## To do:
Copy out, from the entries below, each line holding the string "International".
--- START ---
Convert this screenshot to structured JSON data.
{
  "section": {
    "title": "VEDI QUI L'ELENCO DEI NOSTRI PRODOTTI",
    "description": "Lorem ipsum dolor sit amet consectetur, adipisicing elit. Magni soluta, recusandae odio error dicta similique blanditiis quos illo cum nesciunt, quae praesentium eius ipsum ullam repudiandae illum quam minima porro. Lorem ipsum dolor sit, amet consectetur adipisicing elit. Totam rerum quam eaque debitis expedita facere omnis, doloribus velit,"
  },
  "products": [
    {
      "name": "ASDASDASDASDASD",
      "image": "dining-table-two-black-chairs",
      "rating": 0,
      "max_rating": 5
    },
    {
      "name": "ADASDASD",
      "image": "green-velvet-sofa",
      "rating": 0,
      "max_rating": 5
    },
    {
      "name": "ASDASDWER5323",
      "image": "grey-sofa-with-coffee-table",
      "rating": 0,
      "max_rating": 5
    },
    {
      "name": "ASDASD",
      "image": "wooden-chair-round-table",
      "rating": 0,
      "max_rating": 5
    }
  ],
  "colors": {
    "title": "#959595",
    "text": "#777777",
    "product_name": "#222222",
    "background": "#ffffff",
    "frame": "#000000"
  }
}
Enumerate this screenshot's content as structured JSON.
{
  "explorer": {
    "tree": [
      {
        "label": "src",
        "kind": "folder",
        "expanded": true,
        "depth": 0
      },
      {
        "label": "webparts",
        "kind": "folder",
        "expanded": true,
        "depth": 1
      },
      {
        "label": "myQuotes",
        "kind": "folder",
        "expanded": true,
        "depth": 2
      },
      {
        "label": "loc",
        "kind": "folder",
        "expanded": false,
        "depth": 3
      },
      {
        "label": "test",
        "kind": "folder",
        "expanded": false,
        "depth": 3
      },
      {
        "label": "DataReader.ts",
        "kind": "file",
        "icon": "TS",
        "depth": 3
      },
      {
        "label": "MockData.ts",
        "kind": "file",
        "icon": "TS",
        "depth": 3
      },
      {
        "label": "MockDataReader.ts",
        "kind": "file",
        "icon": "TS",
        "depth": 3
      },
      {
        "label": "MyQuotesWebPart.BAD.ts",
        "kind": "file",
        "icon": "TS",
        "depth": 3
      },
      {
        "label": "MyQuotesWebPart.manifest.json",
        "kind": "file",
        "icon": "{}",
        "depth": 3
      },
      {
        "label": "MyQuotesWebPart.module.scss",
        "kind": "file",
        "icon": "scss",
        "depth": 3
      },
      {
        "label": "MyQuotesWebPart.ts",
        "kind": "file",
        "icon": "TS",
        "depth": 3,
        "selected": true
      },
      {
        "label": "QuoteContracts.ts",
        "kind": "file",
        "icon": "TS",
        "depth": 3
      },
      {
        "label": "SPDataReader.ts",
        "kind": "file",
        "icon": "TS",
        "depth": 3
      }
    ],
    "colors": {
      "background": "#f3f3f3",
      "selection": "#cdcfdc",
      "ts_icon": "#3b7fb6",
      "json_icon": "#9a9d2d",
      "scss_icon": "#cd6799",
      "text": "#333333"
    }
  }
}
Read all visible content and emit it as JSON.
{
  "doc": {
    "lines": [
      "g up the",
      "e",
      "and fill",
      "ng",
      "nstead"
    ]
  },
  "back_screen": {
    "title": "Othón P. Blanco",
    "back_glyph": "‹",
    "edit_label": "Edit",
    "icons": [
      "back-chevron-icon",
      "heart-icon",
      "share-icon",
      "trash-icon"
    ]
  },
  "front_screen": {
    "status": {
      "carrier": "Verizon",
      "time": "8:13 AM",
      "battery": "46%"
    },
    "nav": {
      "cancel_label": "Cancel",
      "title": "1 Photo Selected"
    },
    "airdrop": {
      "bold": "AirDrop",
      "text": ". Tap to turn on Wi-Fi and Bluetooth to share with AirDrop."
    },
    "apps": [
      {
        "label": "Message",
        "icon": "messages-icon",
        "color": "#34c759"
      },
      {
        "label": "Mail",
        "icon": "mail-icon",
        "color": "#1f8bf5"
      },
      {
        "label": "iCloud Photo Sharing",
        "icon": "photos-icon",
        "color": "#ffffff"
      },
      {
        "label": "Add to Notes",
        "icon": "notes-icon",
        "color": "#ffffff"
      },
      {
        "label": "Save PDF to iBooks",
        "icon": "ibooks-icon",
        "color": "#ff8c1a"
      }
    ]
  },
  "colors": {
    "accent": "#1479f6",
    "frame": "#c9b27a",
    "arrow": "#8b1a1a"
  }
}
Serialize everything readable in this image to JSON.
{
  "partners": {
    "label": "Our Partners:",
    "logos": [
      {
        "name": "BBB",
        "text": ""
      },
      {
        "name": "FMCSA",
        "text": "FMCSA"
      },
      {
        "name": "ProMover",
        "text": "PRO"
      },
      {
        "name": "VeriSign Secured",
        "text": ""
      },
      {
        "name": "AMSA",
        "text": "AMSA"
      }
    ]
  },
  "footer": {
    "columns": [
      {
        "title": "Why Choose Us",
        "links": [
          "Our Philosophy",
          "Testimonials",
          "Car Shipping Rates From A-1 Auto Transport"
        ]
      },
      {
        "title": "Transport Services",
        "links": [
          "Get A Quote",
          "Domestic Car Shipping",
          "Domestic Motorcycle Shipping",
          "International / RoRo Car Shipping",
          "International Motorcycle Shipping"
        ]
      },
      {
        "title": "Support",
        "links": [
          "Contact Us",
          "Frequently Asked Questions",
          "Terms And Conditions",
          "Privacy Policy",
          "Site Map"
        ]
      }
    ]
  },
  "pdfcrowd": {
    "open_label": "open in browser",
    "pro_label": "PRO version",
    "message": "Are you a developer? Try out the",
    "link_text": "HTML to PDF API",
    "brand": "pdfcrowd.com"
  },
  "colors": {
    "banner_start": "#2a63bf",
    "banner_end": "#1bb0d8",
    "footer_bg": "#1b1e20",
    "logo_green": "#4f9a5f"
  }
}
--- END ---
## Exercise response:
          "International / RoRo Car Shipping",
          "International Motorcycle Shipping"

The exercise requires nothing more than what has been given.